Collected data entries
+ + + + + + +

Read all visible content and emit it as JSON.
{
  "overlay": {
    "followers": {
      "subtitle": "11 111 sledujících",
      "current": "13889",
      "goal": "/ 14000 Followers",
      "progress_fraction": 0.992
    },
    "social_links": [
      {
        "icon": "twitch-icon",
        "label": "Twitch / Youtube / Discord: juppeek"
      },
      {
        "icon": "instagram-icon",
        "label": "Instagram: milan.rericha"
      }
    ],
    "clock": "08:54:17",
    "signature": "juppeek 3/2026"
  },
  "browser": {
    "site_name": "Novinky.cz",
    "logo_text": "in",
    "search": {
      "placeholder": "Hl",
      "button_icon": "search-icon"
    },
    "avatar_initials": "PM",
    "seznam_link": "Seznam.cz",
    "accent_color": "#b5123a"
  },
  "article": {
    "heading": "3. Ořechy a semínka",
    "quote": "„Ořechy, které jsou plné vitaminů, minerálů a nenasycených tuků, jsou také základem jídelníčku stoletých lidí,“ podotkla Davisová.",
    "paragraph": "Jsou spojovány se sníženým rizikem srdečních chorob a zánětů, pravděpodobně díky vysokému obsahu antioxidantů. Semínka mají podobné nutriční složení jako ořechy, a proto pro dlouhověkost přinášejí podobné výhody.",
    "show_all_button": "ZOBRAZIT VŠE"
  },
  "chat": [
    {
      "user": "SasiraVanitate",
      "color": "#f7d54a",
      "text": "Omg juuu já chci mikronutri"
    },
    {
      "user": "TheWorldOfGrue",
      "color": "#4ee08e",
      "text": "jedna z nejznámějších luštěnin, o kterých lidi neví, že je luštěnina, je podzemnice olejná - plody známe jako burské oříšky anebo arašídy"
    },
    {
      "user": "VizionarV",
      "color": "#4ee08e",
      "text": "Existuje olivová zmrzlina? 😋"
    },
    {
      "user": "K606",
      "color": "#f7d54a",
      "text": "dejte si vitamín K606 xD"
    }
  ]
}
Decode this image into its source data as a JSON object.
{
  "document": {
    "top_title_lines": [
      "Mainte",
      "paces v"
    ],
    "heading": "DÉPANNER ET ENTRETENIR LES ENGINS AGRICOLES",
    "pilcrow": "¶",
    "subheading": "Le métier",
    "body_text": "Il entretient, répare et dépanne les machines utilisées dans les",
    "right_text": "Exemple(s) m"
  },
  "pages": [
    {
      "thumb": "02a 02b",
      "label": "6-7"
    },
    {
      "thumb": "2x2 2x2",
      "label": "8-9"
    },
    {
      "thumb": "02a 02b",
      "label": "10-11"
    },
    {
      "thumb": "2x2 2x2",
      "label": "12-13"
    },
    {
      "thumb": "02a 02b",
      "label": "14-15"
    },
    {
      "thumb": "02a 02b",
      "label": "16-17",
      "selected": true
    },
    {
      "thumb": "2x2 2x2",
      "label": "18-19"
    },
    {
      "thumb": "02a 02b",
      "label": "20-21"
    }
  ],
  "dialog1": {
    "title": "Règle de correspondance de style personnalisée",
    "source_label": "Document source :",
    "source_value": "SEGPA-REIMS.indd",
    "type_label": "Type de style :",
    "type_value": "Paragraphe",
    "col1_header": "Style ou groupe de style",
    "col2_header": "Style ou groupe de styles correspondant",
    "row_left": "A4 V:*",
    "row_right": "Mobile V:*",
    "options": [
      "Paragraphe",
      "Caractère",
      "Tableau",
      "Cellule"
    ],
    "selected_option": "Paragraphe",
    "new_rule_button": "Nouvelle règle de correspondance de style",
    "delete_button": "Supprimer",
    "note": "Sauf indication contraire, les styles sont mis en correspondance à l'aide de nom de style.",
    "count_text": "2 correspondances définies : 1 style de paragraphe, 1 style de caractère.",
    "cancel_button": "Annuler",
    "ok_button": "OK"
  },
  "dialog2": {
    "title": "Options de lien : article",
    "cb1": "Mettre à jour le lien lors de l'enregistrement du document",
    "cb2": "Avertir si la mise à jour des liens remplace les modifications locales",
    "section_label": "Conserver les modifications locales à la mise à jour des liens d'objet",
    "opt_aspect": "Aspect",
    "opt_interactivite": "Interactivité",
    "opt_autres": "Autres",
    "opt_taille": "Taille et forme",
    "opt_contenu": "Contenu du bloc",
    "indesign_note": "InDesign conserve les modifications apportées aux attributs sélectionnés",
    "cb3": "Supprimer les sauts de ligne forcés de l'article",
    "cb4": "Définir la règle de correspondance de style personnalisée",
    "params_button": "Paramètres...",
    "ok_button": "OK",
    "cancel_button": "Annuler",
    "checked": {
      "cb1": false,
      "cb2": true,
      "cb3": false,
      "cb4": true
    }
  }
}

+ + + + + + +

### Objective
Go through the preceding material and copy each line that has the word "JSON".

### Answer for the task
Read all visible content and emit it as JSON.
Decode this image into its source data as a JSON object.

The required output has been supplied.